PROMPT →
Skip the pictures. Copy all the rest of the records down exactly.
** start DATA FOR THE TASK **
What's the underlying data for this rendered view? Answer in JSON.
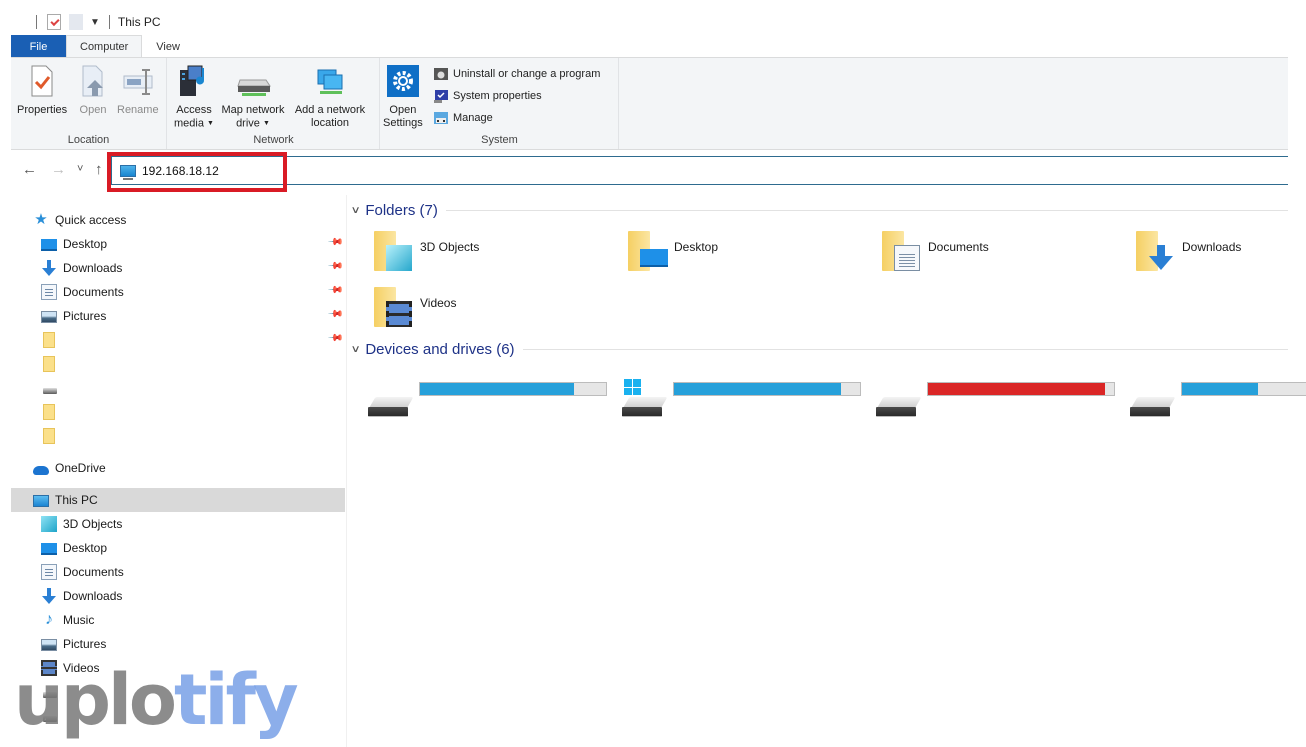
{
  "window": {
    "title": "This PC"
  },
  "quick_access_toolbar": {
    "icons": [
      "properties-icon",
      "new-folder-icon",
      "customize-dropdown-icon"
    ]
  },
  "tabs": [
    {
      "label": "File",
      "active": false
    },
    {
      "label": "Computer",
      "active": true
    },
    {
      "label": "View",
      "active": false
    }
  ],
  "ribbon": {
    "groups": [
      {
        "label": "Location",
        "buttons": [
          {
            "label": "Properties",
            "icon": "properties-icon",
            "enabled": true
          },
          {
            "label": "Open",
            "icon": "open-icon",
            "enabled": false
          },
          {
            "label": "Rename",
            "icon": "rename-icon",
            "enabled": false
          }
        ]
      },
      {
        "label": "Network",
        "buttons": [
          {
            "label_line1": "Access",
            "label_line2": "media",
            "icon": "access-media-icon",
            "dropdown": true
          },
          {
            "label_line1": "Map network",
            "label_line2": "drive",
            "icon": "map-network-drive-icon",
            "dropdown": true
          },
          {
            "label_line1": "Add a network",
            "label_line2": "location",
            "icon": "add-network-location-icon"
          }
        ]
      },
      {
        "label": "System",
        "buttons": [
          {
            "label_line1": "Open",
            "label_line2": "Settings",
            "icon": "settings-gear-icon"
          }
        ],
        "small_buttons": [
          {
            "label": "Uninstall or change a program",
            "icon": "uninstall-program-icon"
          },
          {
            "label": "System properties",
            "icon": "system-properties-icon"
          },
          {
            "label": "Manage",
            "icon": "manage-icon"
          }
        ]
      }
    ]
  },
  "navigation": {
    "back": "←",
    "forward": "→",
    "recent": "˅",
    "up": "↑"
  },
  "address_bar": {
    "value": "192.168.18.12",
    "icon": "this-pc-icon",
    "highlighted": true,
    "highlight_color": "#d91b25"
  },
  "sidebar": {
    "quick_access": {
      "label": "Quick access",
      "items": [
        {
          "label": "Desktop",
          "icon": "desktop-icon",
          "pinned": true
        },
        {
          "label": "Downloads",
          "icon": "downloads-icon",
          "pinned": true
        },
        {
          "label": "Documents",
          "icon": "documents-icon",
          "pinned": true
        },
        {
          "label": "Pictures",
          "icon": "pictures-icon",
          "pinned": true
        },
        {
          "label": "",
          "icon": "folder-icon",
          "pinned": true
        },
        {
          "label": "",
          "icon": "folder-icon",
          "pinned": false
        },
        {
          "label": "",
          "icon": "drive-icon",
          "pinned": false
        },
        {
          "label": "",
          "icon": "folder-icon",
          "pinned": false
        },
        {
          "label": "",
          "icon": "folder-icon",
          "pinned": false
        }
      ]
    },
    "onedrive": {
      "label": "OneDrive"
    },
    "this_pc": {
      "label": "This PC",
      "selected": true,
      "items": [
        {
          "label": "3D Objects",
          "icon": "3d-objects-icon"
        },
        {
          "label": "Desktop",
          "icon": "desktop-icon"
        },
        {
          "label": "Documents",
          "icon": "documents-icon"
        },
        {
          "label": "Downloads",
          "icon": "downloads-icon"
        },
        {
          "label": "Music",
          "icon": "music-icon"
        },
        {
          "label": "Pictures",
          "icon": "pictures-icon"
        },
        {
          "label": "Videos",
          "icon": "videos-icon"
        }
      ]
    },
    "pin_glyph": "📌"
  },
  "content": {
    "folders_section": {
      "label": "Folders (7)",
      "items": [
        {
          "label": "3D Objects"
        },
        {
          "label": "Desktop"
        },
        {
          "label": "Documents"
        },
        {
          "label": "Downloads"
        },
        {
          "label": "Videos"
        }
      ]
    },
    "devices_section": {
      "label": "Devices and drives (6)",
      "drives": [
        {
          "used_fraction": 0.83,
          "bar_color": "#26a0da",
          "windows_drive": false
        },
        {
          "used_fraction": 0.9,
          "bar_color": "#26a0da",
          "windows_drive": true
        },
        {
          "used_fraction": 0.95,
          "bar_color": "#da2626",
          "windows_drive": false
        },
        {
          "used_fraction": 0.41,
          "bar_color": "#26a0da",
          "windows_drive": false
        }
      ]
    }
  },
  "watermark": {
    "part1": "uplo",
    "part2": "tify"
  }
}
** end DATA FOR THE TASK **
EXPECTED OUTPUT →
What's the underlying data for this rendered view? Answer in JSON.
{
  "window": {
    "title": "This PC"
  },
  "quick_access_toolbar": {
    "icons": [
      "properties-icon",
      "new-folder-icon",
      "customize-dropdown-icon"
    ]
  },
  "tabs": [
    {
      "label": "File",
      "active": false
    },
    {
      "label": "Computer",
      "active": true
    },
    {
      "label": "View",
      "active": false
    }
  ],
  "ribbon": {
    "groups": [
      {
        "label": "Location",
        "buttons": [
          {
            "label": "Properties",
            "icon": "properties-icon",
            "enabled": true
          },
          {
            "label": "Open",
            "icon": "open-icon",
            "enabled": false
          },
          {
            "label": "Rename",
            "icon": "rename-icon",
            "enabled": false
          }
        ]
      },
      {
        "label": "Network",
        "buttons": [
          {
            "label_line1": "Access",
            "label_line2": "media",
            "icon": "access-media-icon",
            "dropdown": true
          },
          {
            "label_line1": "Map network",
            "label_line2": "drive",
            "icon": "map-network-drive-icon",
            "dropdown": true
          },
          {
            "label_line1": "Add a network",
            "label_line2": "location",
            "icon": "add-network-location-icon"
          }
        ]
      },
      {
        "label": "System",
        "buttons": [
          {
            "label_line1": "Open",
            "label_line2": "Settings",
            "icon": "settings-gear-icon"
          }
        ],
        "small_buttons": [
          {
            "label": "Uninstall or change a program",
            "icon": "uninstall-program-icon"
          },
          {
            "label": "System properties",
            "icon": "system-properties-icon"
          },
          {
            "label": "Manage",
            "icon": "manage-icon"
          }
        ]
      }
    ]
  },
  "navigation": {
    "back": "←",
    "forward": "→",
    "recent": "˅",
    "up": "↑"
  },
  "address_bar": {
    "value": "192.168.18.12",
    "icon": "this-pc-icon",
    "highlighted": true,
    "highlight_color": "#d91b25"
  },
  "sidebar": {
    "quick_access": {
      "label": "Quick access",
      "items": [
        {
          "label": "Desktop",
          "icon": "desktop-icon",
          "pinned": true
        },
        {
          "label": "Downloads",
          "icon": "downloads-icon",
          "pinned": true
        },
        {
          "label": "Documents",
          "icon": "documents-icon",
          "pinned": true
        },
        {
          "label": "Pictures",
          "icon": "pictures-icon",
          "pinned": true
        },
        {
          "label": "",
          "icon": "folder-icon",
          "pinned": true
        },
        {
          "label": "",
          "icon": "folder-icon",
          "pinned": false
        },
        {
          "label": "",
          "icon": "drive-icon",
          "pinned": false
        },
        {
          "label": "",
          "icon": "folder-icon",
          "pinned": false
        },
        {
          "label": "",
          "icon": "folder-icon",
          "pinned": false
        }
      ]
    },
    "onedrive": {
      "label": "OneDrive"
    },
    "this_pc": {
      "label": "This PC",
      "selected": true,
      "items": [
        {
          "label": "3D Objects",
          "icon": "3d-objects-icon"
        },
        {
          "label": "Desktop",
          "icon": "desktop-icon"
        },
        {
          "label": "Documents",
          "icon": "documents-icon"
        },
        {
          "label": "Downloads",
          "icon": "downloads-icon"
        },
        {
          "label": "Music",
          "icon": "music-icon"
        },
        {
          "label": "Pictures",
          "icon": "pictures-icon"
        },
        {
          "label": "Videos",
          "icon": "videos-icon"
        }
      ]
    },
    "pin_glyph": "📌"
  },
  "content": {
    "folders_section": {
      "label": "Folders (7)",
      "items": [
        {
          "label": "3D Objects"
        },
        {
          "label": "Desktop"
        },
        {
          "label": "Documents"
        },
        {
          "label": "Downloads"
        },
        {
          "label": "Videos"
        }
      ]
    },
    "devices_section": {
      "label": "Devices and drives (6)",
      "drives": [
        {
          "used_fraction": 0.83,
          "bar_color": "#26a0da",
          "windows_drive": false
        },
        {
          "used_fraction": 0.9,
          "bar_color": "#26a0da",
          "windows_drive": true
        },
        {
          "used_fraction": 0.95,
          "bar_color": "#da2626",
          "windows_drive": false
        },
        {
          "used_fraction": 0.41,
          "bar_color": "#26a0da",
          "windows_drive": false
        }
      ]
    }
  },
  "watermark": {
    "part1": "uplo",
    "part2": "tify"
  }
}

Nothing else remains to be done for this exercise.